> **Exercise instructions**: Pull out every line from the listing that has the word "JSON".

Data records:
++++++++++++++++++++

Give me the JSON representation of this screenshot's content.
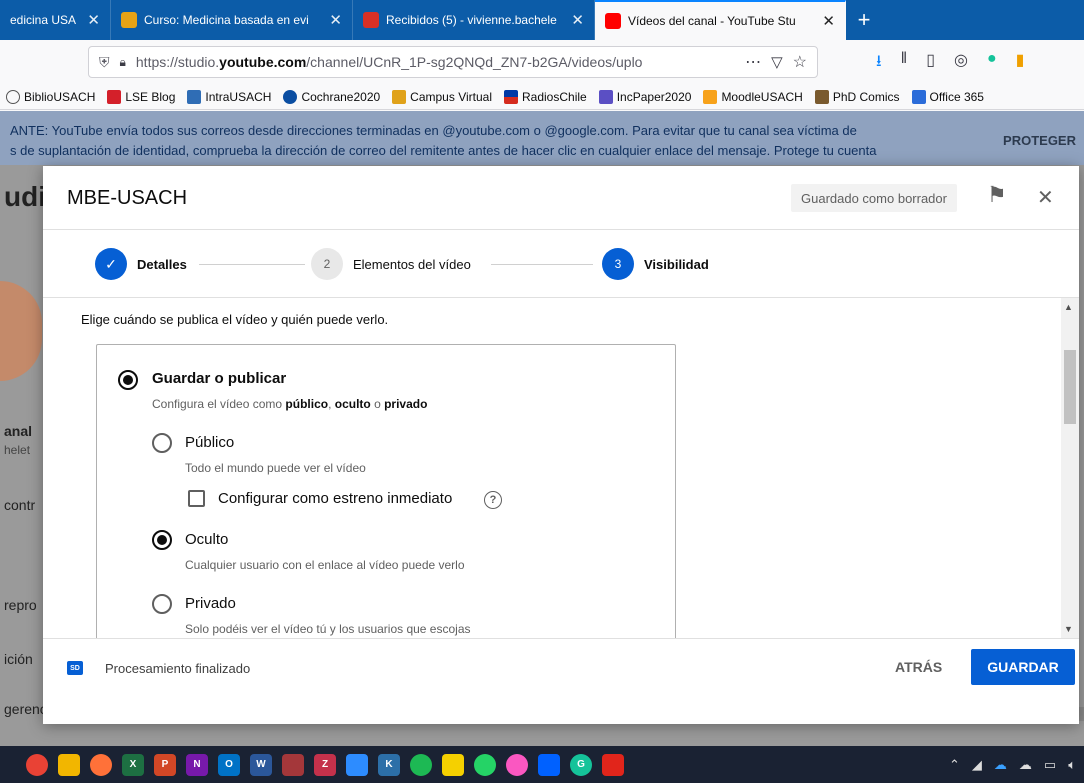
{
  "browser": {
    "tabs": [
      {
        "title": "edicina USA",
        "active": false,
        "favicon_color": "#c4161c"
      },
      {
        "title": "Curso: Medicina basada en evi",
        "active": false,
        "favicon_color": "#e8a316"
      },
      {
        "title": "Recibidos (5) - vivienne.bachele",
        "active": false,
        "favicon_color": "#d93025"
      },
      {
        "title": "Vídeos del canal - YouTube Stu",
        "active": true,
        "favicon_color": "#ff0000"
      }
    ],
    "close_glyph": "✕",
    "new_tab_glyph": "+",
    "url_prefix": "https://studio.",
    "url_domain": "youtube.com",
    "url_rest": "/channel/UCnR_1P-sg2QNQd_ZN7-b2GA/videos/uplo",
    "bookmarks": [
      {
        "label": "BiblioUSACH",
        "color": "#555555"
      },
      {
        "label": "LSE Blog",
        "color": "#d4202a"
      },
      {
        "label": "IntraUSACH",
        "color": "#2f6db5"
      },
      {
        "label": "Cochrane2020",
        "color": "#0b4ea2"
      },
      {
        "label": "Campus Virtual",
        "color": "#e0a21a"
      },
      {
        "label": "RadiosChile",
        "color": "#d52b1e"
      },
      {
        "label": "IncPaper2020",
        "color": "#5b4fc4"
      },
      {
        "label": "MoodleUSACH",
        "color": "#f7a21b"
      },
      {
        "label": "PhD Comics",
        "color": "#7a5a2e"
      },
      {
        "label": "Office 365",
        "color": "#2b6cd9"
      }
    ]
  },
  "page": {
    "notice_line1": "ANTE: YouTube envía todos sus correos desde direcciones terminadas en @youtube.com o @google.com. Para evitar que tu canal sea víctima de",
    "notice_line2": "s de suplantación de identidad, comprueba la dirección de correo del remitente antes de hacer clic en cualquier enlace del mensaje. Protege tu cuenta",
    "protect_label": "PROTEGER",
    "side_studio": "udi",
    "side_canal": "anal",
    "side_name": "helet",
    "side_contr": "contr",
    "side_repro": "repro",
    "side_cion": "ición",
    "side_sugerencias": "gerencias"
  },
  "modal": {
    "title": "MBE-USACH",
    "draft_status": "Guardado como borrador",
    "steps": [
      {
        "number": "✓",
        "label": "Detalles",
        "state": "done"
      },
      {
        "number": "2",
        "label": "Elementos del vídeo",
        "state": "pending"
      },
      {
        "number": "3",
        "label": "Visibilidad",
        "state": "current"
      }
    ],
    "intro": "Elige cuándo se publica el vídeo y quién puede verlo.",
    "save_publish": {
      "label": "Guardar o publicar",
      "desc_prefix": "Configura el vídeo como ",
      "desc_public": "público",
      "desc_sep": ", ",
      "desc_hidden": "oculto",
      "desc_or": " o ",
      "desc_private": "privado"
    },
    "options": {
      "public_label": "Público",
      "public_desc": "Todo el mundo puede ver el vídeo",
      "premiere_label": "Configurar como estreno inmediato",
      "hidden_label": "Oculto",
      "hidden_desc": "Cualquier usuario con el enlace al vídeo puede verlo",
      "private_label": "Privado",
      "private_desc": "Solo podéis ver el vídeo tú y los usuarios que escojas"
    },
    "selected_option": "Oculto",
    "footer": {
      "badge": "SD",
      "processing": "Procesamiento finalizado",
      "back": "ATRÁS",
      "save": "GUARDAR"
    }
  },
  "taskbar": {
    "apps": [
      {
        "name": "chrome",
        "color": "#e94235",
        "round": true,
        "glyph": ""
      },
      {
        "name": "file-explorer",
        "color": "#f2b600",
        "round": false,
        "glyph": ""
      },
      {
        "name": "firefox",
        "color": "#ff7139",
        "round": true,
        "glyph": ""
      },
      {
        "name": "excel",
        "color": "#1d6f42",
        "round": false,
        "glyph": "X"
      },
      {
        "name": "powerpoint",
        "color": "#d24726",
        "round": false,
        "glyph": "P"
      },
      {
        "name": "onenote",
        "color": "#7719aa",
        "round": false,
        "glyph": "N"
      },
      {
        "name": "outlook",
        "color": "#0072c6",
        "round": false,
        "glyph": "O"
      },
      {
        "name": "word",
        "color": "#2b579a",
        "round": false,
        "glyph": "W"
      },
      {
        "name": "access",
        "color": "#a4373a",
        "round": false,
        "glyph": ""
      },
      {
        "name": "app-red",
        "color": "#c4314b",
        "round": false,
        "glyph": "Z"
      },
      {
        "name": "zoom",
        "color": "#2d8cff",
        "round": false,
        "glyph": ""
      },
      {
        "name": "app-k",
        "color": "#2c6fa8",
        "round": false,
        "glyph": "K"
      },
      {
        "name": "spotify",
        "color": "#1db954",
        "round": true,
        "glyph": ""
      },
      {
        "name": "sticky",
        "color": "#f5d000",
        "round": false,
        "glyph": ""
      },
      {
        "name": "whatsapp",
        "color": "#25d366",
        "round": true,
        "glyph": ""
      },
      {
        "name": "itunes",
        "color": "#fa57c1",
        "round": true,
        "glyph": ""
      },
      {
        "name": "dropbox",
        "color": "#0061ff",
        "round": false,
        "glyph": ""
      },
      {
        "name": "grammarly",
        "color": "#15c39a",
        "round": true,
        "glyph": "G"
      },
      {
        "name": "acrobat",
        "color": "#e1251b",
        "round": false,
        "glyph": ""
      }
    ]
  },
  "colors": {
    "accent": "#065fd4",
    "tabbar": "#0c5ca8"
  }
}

++++++++++++++++++++

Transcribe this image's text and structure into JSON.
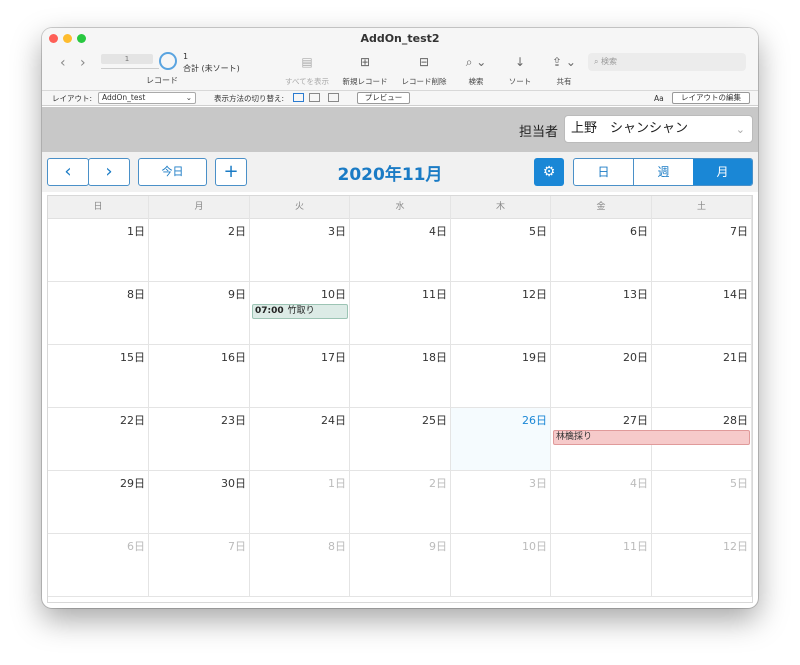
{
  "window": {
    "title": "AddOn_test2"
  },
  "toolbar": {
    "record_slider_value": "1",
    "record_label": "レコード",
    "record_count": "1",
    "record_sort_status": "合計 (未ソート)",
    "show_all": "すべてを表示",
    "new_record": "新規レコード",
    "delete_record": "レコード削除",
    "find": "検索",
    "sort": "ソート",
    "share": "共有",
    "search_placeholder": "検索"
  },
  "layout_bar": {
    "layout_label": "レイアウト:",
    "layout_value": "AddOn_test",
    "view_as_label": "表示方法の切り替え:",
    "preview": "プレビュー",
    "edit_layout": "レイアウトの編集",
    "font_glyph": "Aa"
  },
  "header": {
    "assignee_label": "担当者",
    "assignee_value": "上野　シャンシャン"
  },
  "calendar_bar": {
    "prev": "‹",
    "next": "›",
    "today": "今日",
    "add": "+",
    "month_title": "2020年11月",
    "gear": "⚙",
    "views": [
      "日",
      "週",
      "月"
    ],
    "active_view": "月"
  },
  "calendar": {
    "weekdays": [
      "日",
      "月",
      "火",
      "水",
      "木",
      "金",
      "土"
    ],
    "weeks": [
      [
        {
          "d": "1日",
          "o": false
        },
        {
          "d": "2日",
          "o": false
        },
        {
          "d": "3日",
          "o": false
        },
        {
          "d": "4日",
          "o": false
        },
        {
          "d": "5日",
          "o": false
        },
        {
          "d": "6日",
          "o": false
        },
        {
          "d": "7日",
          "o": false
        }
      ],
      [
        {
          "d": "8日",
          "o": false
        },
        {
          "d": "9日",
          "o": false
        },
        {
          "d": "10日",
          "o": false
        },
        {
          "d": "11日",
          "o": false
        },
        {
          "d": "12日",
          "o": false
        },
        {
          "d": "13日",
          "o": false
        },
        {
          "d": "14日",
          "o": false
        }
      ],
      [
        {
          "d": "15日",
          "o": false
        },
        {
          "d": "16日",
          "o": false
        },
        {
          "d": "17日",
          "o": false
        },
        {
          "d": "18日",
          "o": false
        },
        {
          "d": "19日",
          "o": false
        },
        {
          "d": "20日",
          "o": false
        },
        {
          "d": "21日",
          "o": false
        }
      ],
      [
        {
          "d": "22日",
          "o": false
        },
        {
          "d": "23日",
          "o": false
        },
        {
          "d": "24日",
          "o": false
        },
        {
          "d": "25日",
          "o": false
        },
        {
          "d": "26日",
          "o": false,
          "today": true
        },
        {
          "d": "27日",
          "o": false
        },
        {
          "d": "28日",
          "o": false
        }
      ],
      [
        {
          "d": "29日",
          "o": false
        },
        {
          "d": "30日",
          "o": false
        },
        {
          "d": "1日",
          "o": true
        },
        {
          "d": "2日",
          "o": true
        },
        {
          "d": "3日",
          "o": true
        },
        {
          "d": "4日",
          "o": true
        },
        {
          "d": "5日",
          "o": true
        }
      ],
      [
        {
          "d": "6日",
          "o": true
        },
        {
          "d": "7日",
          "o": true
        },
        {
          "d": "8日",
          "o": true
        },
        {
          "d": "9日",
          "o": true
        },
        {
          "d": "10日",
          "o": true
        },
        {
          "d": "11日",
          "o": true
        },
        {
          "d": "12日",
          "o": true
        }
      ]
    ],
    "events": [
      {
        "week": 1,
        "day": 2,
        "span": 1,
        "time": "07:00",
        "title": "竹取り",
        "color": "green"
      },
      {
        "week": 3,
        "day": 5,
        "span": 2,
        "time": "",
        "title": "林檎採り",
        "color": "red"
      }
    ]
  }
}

++++++++++++++++++++

> **Full answer**:
Give me the JSON representation of this screenshot's content.
Transcribe this image's text and structure into JSON.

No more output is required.